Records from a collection
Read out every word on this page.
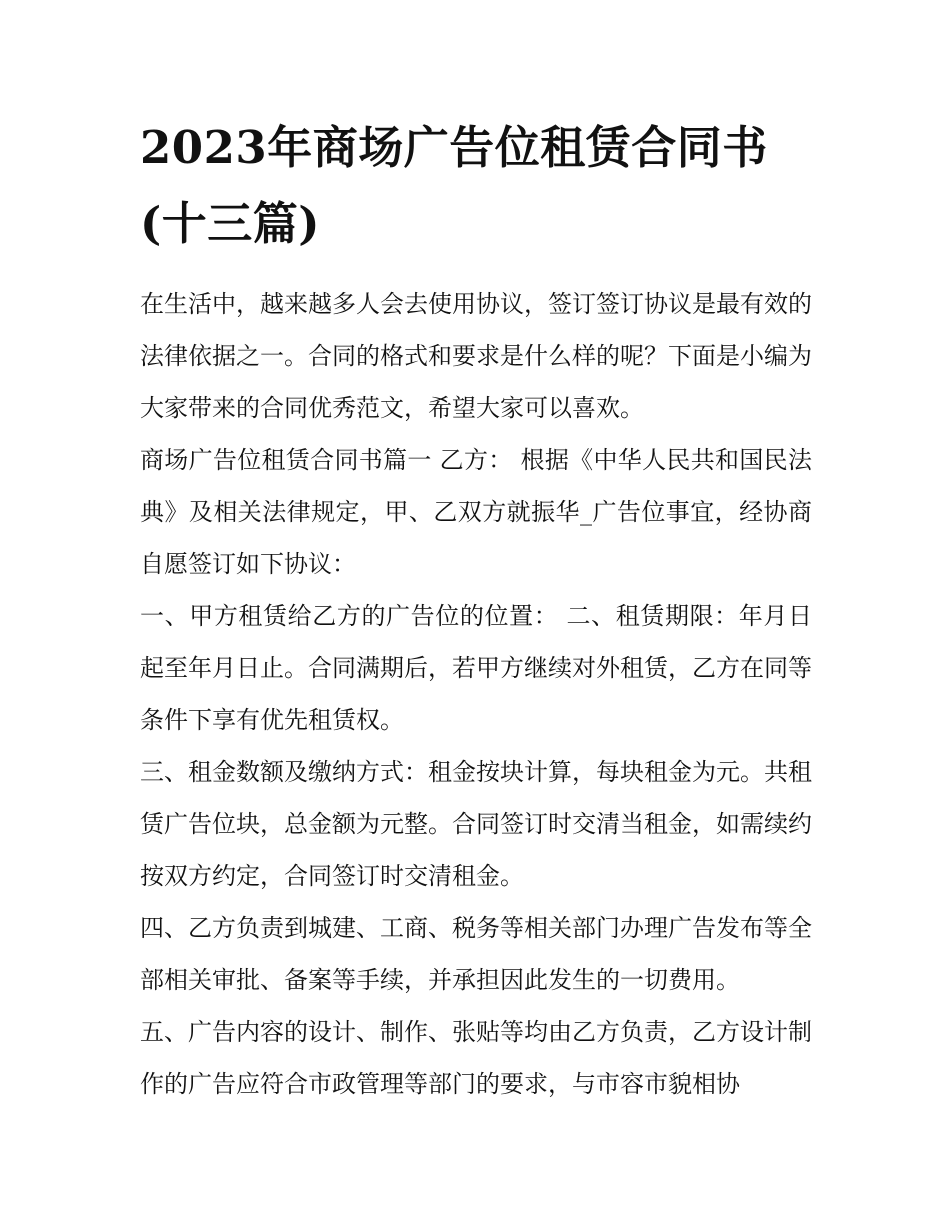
2023年商场广告位租赁合同书(十三篇)

在生活中，越来越多人会去使用协议，签订签订协议是最有效的法律依据之一。合同的格式和要求是什么样的呢？下面是小编为大家带来的合同优秀范文，希望大家可以喜欢。

商场广告位租赁合同书篇一 乙方： 根据《中华人民共和国民法典》及相关法律规定，甲、乙双方就振华_广告位事宜，经协商自愿签订如下协议：

一、甲方租赁给乙方的广告位的位置： 二、租赁期限：年月日起至年月日止。合同满期后，若甲方继续对外租赁，乙方在同等条件下享有优先租赁权。

三、租金数额及缴纳方式：租金按块计算，每块租金为元。共租赁广告位块，总金额为元整。合同签订时交清当租金，如需续约按双方约定，合同签订时交清租金。

四、乙方负责到城建、工商、税务等相关部门办理广告发布等全部相关审批、备案等手续，并承担因此发生的一切费用。

五、广告内容的设计、制作、张贴等均由乙方负责，乙方设计制作的广告应符合市政管理等部门的要求，与市容市貌相协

* **YOUR TASK**
Omit any images, then output the listing exactly.

* **SOLUTION TO THE PROBLEM**
Read out every word on this page.
2023年商场广告位租赁合同书(十三篇)

在生活中，越来越多人会去使用协议，签订签订协议是最有效的法律依据之一。合同的格式和要求是什么样的呢？下面是小编为大家带来的合同优秀范文，希望大家可以喜欢。

商场广告位租赁合同书篇一 乙方： 根据《中华人民共和国民法典》及相关法律规定，甲、乙双方就振华_广告位事宜，经协商自愿签订如下协议：

一、甲方租赁给乙方的广告位的位置： 二、租赁期限：年月日起至年月日止。合同满期后，若甲方继续对外租赁，乙方在同等条件下享有优先租赁权。

三、租金数额及缴纳方式：租金按块计算，每块租金为元。共租赁广告位块，总金额为元整。合同签订时交清当租金，如需续约按双方约定，合同签订时交清租金。

四、乙方负责到城建、工商、税务等相关部门办理广告发布等全部相关审批、备案等手续，并承担因此发生的一切费用。

五、广告内容的设计、制作、张贴等均由乙方负责，乙方设计制作的广告应符合市政管理等部门的要求，与市容市貌相协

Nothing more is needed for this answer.